▶ REQUIREMENT
Filter the listing below, copying every line in which the word "name" appears.

<<<<

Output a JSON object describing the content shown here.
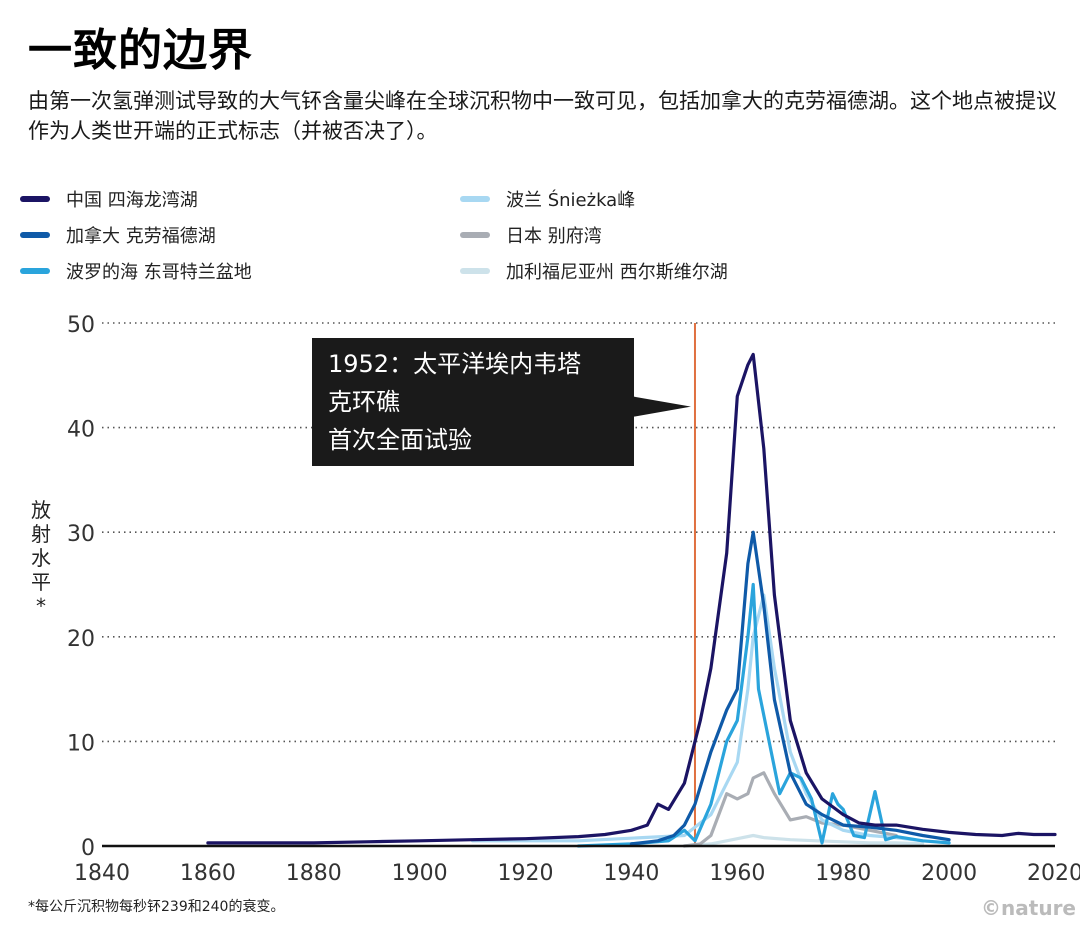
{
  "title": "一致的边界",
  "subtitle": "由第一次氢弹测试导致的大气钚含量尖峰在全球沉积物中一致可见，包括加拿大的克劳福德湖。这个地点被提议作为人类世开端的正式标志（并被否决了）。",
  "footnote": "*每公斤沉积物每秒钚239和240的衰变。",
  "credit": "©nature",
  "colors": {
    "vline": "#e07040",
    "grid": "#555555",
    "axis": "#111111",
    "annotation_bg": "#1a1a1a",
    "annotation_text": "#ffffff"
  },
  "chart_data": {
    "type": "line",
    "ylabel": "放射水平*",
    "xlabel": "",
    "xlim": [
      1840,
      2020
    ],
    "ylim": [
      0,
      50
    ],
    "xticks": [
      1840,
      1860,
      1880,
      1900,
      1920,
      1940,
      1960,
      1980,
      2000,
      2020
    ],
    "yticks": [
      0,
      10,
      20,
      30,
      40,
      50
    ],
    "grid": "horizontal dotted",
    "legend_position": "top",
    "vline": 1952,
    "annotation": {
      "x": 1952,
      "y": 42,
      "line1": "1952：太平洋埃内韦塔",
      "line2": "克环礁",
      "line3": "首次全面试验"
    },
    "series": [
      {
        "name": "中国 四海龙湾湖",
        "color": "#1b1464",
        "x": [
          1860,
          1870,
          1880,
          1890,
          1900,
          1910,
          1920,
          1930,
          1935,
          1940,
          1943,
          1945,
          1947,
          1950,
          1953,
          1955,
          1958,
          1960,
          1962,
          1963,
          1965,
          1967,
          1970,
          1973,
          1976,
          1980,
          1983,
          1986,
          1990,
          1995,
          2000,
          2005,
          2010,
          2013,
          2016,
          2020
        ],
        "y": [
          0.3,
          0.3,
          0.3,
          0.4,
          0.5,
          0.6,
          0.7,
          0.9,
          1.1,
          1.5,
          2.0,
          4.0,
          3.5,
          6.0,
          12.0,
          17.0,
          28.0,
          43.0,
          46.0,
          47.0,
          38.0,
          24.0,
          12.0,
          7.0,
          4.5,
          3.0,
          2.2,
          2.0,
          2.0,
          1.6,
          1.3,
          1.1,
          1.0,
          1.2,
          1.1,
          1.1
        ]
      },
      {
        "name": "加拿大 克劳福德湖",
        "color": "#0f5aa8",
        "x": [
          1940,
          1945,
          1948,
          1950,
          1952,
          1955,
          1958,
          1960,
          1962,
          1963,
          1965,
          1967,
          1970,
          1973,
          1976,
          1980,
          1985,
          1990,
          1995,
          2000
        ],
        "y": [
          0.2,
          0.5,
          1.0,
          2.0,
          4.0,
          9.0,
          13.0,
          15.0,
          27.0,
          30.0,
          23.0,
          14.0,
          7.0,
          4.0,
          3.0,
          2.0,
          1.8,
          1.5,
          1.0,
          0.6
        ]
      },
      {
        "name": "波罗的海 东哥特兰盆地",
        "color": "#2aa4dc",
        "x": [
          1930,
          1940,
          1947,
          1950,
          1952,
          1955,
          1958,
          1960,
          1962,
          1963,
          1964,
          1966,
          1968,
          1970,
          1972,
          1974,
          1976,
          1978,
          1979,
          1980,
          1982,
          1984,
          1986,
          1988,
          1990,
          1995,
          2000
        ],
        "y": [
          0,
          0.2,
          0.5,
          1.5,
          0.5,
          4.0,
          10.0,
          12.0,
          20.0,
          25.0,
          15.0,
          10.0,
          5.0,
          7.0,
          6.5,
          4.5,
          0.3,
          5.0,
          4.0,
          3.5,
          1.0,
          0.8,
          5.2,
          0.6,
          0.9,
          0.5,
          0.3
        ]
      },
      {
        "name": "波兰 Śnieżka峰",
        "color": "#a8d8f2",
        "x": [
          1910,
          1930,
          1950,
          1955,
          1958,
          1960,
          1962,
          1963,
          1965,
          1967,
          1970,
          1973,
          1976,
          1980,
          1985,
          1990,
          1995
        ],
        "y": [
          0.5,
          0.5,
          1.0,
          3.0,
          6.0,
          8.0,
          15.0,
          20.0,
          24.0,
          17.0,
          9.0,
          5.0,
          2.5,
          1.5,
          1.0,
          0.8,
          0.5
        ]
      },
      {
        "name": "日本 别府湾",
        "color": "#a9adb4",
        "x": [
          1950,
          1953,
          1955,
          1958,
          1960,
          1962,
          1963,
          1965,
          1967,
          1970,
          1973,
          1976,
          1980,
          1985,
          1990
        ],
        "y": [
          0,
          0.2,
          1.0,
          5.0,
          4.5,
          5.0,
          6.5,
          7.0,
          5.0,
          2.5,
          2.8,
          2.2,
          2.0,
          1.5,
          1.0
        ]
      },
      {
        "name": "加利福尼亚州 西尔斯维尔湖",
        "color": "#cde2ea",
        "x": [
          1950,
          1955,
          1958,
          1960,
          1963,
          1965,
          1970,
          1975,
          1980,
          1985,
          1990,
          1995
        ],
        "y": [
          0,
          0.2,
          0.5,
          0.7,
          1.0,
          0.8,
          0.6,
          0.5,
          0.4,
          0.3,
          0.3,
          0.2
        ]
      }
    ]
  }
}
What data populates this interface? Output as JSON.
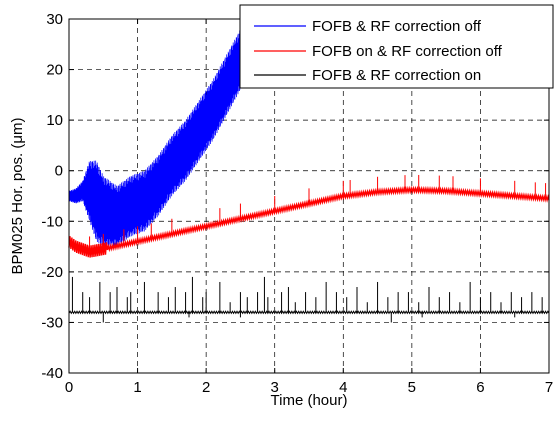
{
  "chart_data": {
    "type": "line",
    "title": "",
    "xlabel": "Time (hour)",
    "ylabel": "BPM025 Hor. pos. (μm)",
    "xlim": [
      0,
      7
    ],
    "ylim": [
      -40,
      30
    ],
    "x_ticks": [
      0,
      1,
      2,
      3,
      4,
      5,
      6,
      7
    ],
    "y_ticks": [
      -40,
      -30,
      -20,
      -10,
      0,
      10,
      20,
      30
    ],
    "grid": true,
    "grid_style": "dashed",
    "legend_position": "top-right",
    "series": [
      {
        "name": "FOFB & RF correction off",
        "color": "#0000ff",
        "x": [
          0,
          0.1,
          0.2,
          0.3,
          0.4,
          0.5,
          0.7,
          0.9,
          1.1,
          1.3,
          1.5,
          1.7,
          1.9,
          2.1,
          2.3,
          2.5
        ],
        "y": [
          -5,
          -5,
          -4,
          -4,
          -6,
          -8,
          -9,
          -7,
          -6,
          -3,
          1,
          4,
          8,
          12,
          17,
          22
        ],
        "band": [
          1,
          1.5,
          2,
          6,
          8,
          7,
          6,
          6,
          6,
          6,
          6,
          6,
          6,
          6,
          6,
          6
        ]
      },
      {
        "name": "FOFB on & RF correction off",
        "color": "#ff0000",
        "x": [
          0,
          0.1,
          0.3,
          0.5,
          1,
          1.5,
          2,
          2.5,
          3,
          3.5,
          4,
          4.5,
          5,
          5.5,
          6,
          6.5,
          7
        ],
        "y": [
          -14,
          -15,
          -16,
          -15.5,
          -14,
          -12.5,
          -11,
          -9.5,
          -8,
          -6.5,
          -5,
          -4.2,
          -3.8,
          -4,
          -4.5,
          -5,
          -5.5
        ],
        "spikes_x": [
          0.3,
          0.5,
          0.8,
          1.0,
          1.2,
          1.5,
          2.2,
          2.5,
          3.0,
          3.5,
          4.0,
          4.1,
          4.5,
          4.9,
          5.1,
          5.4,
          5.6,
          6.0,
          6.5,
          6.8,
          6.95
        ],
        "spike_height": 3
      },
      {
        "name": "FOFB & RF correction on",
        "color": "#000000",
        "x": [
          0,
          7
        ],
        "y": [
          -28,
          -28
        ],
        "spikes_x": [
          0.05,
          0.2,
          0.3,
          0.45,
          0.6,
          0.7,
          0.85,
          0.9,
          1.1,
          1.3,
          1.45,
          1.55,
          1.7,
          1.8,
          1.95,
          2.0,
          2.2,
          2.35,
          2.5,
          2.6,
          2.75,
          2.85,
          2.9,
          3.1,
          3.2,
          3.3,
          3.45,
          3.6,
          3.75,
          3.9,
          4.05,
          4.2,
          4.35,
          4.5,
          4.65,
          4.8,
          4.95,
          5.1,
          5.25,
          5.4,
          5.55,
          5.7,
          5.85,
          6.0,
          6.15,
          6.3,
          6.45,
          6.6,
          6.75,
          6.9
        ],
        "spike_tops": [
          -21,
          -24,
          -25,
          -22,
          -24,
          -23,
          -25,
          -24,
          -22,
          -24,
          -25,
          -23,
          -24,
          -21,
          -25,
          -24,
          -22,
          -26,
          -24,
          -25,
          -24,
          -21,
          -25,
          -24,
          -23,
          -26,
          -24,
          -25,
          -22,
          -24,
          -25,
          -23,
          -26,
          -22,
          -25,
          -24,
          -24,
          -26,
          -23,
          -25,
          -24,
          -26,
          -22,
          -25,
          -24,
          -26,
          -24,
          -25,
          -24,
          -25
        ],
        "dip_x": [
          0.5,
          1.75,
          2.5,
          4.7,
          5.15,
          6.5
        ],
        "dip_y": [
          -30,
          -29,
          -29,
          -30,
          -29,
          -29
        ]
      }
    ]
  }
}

>>>>

▶ ANSWER
        "name": "中国 四海龙湾湖",
        "name": "加拿大 克劳福德湖",
        "name": "波罗的海 东哥特兰盆地",
        "name": "波兰 Śnieżka峰",
        "name": "日本 别府湾",
        "name": "加利福尼亚州 西尔斯维尔湖",
        "name": "FOFB & RF correction off",
        "name": "FOFB on & RF correction off",
        "name": "FOFB & RF correction on",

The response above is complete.